↓↓↓
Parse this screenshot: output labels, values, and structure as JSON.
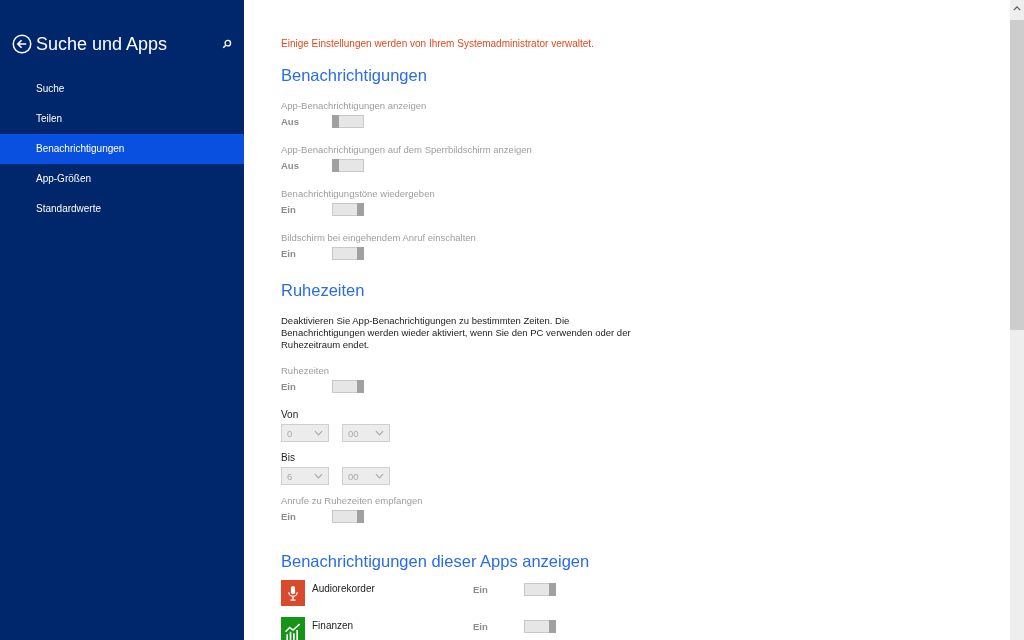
{
  "sidebar": {
    "title": "Suche und Apps",
    "items": [
      {
        "label": "Suche",
        "selected": false
      },
      {
        "label": "Teilen",
        "selected": false
      },
      {
        "label": "Benachrichtigungen",
        "selected": true
      },
      {
        "label": "App-Größen",
        "selected": false
      },
      {
        "label": "Standardwerte",
        "selected": false
      }
    ]
  },
  "admin_notice": "Einige Einstellungen werden von Ihrem Systemadministrator verwaltet.",
  "notifications": {
    "heading": "Benachrichtigungen",
    "toggles": [
      {
        "label": "App-Benachrichtigungen anzeigen",
        "state_text": "Aus",
        "on": false,
        "disabled": true
      },
      {
        "label": "App-Benachrichtigungen auf dem Sperrbildschirm anzeigen",
        "state_text": "Aus",
        "on": false,
        "disabled": true
      },
      {
        "label": "Benachrichtigungstöne wiedergeben",
        "state_text": "Ein",
        "on": true,
        "disabled": true
      },
      {
        "label": "Bildschirm bei eingehendem Anruf einschalten",
        "state_text": "Ein",
        "on": true,
        "disabled": true
      }
    ]
  },
  "quiet_hours": {
    "heading": "Ruhezeiten",
    "description": "Deaktivieren Sie App-Benachrichtigungen zu bestimmten Zeiten. Die Benachrichtigungen werden wieder aktiviert, wenn Sie den PC verwenden oder der Ruhezeitraum endet.",
    "toggle": {
      "label": "Ruhezeiten",
      "state_text": "Ein",
      "on": true,
      "disabled": true
    },
    "times": [
      {
        "label": "Von",
        "hour": "0",
        "minute": "00",
        "disabled": true
      },
      {
        "label": "Bis",
        "hour": "6",
        "minute": "00",
        "disabled": true
      }
    ],
    "calls_toggle": {
      "label": "Anrufe zu Ruhezeiten empfangen",
      "state_text": "Ein",
      "on": true,
      "disabled": true
    }
  },
  "apps": {
    "heading": "Benachrichtigungen dieser Apps anzeigen",
    "items": [
      {
        "name": "Audiorekorder",
        "kind": "microphone",
        "color": "#d84a2b",
        "state_text": "Ein",
        "on": true,
        "disabled": true
      },
      {
        "name": "Finanzen",
        "kind": "chart",
        "color": "#159418",
        "state_text": "Ein",
        "on": true,
        "disabled": true
      }
    ]
  }
}
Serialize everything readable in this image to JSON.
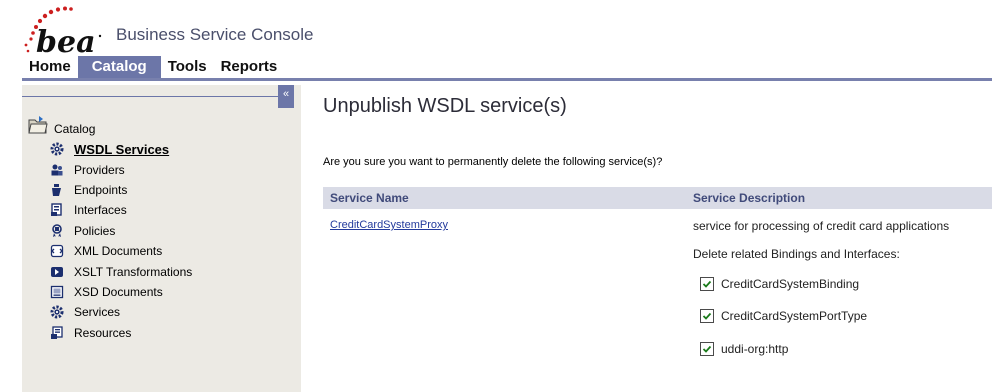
{
  "brand": {
    "logo_text": "bea",
    "app_title": "Business Service Console"
  },
  "nav": {
    "tabs": [
      {
        "label": "Home",
        "active": false
      },
      {
        "label": "Catalog",
        "active": true
      },
      {
        "label": "Tools",
        "active": false
      },
      {
        "label": "Reports",
        "active": false
      }
    ]
  },
  "sidebar": {
    "collapse_label": "«",
    "root_label": "Catalog",
    "items": [
      {
        "label": "WSDL Services",
        "icon": "gear-icon",
        "selected": true
      },
      {
        "label": "Providers",
        "icon": "provider-icon",
        "selected": false
      },
      {
        "label": "Endpoints",
        "icon": "endpoint-icon",
        "selected": false
      },
      {
        "label": "Interfaces",
        "icon": "interface-icon",
        "selected": false
      },
      {
        "label": "Policies",
        "icon": "policy-icon",
        "selected": false
      },
      {
        "label": "XML Documents",
        "icon": "xml-document-icon",
        "selected": false
      },
      {
        "label": "XSLT Transformations",
        "icon": "xslt-transform-icon",
        "selected": false
      },
      {
        "label": "XSD Documents",
        "icon": "xsd-document-icon",
        "selected": false
      },
      {
        "label": "Services",
        "icon": "gear-icon",
        "selected": false
      },
      {
        "label": "Resources",
        "icon": "resource-icon",
        "selected": false
      }
    ]
  },
  "main": {
    "title": "Unpublish WSDL service(s)",
    "question": "Are you sure you want to permanently delete the following service(s)?",
    "table": {
      "headers": [
        "Service Name",
        "Service Description"
      ],
      "row": {
        "name": "CreditCardSystemProxy",
        "description": "service for processing of credit card applications"
      }
    },
    "delete_related_label": "Delete related Bindings and Interfaces:",
    "related": [
      {
        "label": "CreditCardSystemBinding",
        "checked": true
      },
      {
        "label": "CreditCardSystemPortType",
        "checked": true
      },
      {
        "label": "uddi-org:http",
        "checked": true
      }
    ]
  },
  "colors": {
    "nav_active": "#6c76a8",
    "sidebar_bg": "#eceae4",
    "table_header_bg": "#d9dbe6",
    "link": "#233a9c",
    "logo_red": "#cc1f1f"
  }
}
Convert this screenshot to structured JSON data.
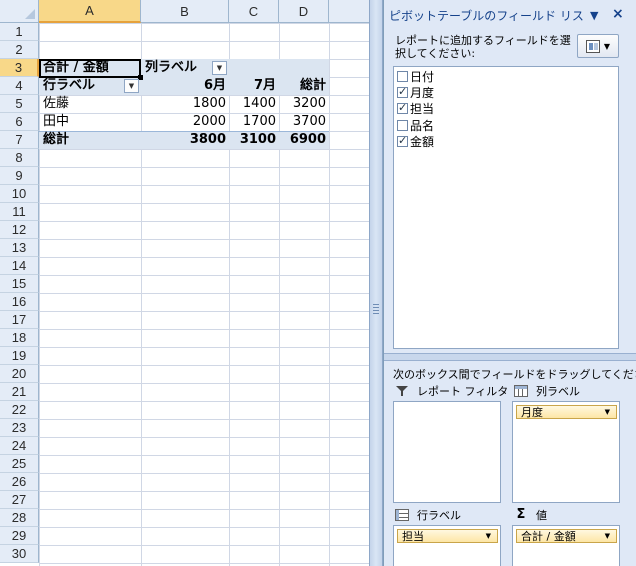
{
  "sheet": {
    "columns": [
      "A",
      "B",
      "C",
      "D"
    ],
    "rows": [
      "1",
      "2",
      "3",
      "4",
      "5",
      "6",
      "7",
      "8",
      "9",
      "10",
      "11",
      "12",
      "13",
      "14",
      "15",
      "16",
      "17",
      "18",
      "19",
      "20",
      "21",
      "22",
      "23",
      "24",
      "25",
      "26",
      "27",
      "28",
      "29",
      "30"
    ],
    "pivot": {
      "data_field_label": "合計 / 金額",
      "col_label_header": "列ラベル",
      "row_label_header": "行ラベル",
      "col_headers": [
        "6月",
        "7月",
        "総計"
      ],
      "rows": [
        {
          "label": "佐藤",
          "values": [
            "1800",
            "1400",
            "3200"
          ]
        },
        {
          "label": "田中",
          "values": [
            "2000",
            "1700",
            "3700"
          ]
        }
      ],
      "total": {
        "label": "総計",
        "values": [
          "3800",
          "3100",
          "6900"
        ]
      }
    }
  },
  "pane": {
    "title": "ピボットテーブルのフィールド リス",
    "dropdown_glyph": "▼",
    "close_glyph": "×",
    "instruction": "レポートに追加するフィールドを選択してください:",
    "fields": [
      {
        "label": "日付",
        "checked": false
      },
      {
        "label": "月度",
        "checked": true
      },
      {
        "label": "担当",
        "checked": true
      },
      {
        "label": "品名",
        "checked": false
      },
      {
        "label": "金額",
        "checked": true
      }
    ],
    "drag_instruction": "次のボックス間でフィールドをドラッグしてください:",
    "areas": {
      "filter": {
        "label": "レポート フィルタ",
        "items": []
      },
      "columns": {
        "label": "列ラベル",
        "items": [
          "月度"
        ]
      },
      "rows": {
        "label": "行ラベル",
        "items": [
          "担当"
        ]
      },
      "values": {
        "label": "値",
        "items": [
          "合計 / 金額"
        ]
      }
    }
  },
  "colors": {
    "header_bg": "#e4ecf7",
    "selected_header": "#f8d889",
    "pivot_band": "#dbe5f1",
    "pane_bg": "#dfe8f6",
    "pane_title": "#15428b",
    "chip_bg": "#fde6a6"
  },
  "icons": [
    "filter-icon",
    "column-labels-icon",
    "row-labels-icon",
    "sigma-icon",
    "layout-icon",
    "chevron-down-icon",
    "close-icon"
  ]
}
↑↑↑
- REQUIREMENTS
Return each full line of the entries that contains the word "Interfaces".

- RESPONSE BELOW
        "label": "Interfaces",
    "delete_related_label": "Delete related Bindings and Interfaces:",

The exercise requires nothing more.